**Exercise instructions**:
Please show every line of the items below that contains the string "arrow".

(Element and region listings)
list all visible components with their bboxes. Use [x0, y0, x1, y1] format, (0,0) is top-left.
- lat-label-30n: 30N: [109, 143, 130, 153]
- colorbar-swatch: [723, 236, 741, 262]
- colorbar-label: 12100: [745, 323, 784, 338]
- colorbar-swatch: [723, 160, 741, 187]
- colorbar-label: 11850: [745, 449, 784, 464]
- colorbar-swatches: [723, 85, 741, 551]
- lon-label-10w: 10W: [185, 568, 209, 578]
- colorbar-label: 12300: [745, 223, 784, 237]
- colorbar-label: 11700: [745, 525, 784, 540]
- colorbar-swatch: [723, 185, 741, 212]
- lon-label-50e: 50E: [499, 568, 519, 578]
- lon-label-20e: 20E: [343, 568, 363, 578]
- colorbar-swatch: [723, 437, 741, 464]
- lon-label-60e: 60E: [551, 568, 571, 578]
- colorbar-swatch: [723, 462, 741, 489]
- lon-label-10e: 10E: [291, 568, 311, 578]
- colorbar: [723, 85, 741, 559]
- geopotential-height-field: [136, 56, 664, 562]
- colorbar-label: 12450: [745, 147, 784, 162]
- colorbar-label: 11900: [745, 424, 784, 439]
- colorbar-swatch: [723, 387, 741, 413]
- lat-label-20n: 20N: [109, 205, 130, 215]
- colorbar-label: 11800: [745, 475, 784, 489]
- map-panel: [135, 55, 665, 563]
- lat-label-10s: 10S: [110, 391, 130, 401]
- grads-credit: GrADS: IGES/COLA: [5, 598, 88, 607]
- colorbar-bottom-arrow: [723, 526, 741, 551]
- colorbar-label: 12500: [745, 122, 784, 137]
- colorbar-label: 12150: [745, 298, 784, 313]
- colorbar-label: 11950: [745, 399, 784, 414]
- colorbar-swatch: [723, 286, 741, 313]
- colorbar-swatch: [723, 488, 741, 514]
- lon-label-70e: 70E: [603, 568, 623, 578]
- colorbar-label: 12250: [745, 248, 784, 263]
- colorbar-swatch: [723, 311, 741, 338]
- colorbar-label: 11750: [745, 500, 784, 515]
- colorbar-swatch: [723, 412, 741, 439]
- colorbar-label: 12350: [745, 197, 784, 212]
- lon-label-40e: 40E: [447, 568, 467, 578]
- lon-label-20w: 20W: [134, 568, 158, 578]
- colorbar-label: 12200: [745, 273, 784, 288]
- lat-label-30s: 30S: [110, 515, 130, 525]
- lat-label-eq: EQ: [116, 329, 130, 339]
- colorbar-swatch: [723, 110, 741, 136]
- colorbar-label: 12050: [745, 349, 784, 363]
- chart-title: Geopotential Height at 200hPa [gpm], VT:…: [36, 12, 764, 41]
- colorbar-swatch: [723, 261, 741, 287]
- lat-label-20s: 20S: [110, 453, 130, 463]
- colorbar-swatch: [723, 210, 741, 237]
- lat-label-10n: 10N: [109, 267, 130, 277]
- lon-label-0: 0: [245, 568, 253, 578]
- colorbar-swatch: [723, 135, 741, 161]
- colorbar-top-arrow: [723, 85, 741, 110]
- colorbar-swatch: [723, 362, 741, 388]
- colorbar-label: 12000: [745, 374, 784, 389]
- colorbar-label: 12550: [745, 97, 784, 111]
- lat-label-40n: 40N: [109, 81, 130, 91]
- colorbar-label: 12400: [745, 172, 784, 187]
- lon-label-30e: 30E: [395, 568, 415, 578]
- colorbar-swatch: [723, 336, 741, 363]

**Reply**:
- colorbar-bottom-arrow: [723, 526, 741, 551]
- colorbar-top-arrow: [723, 85, 741, 110]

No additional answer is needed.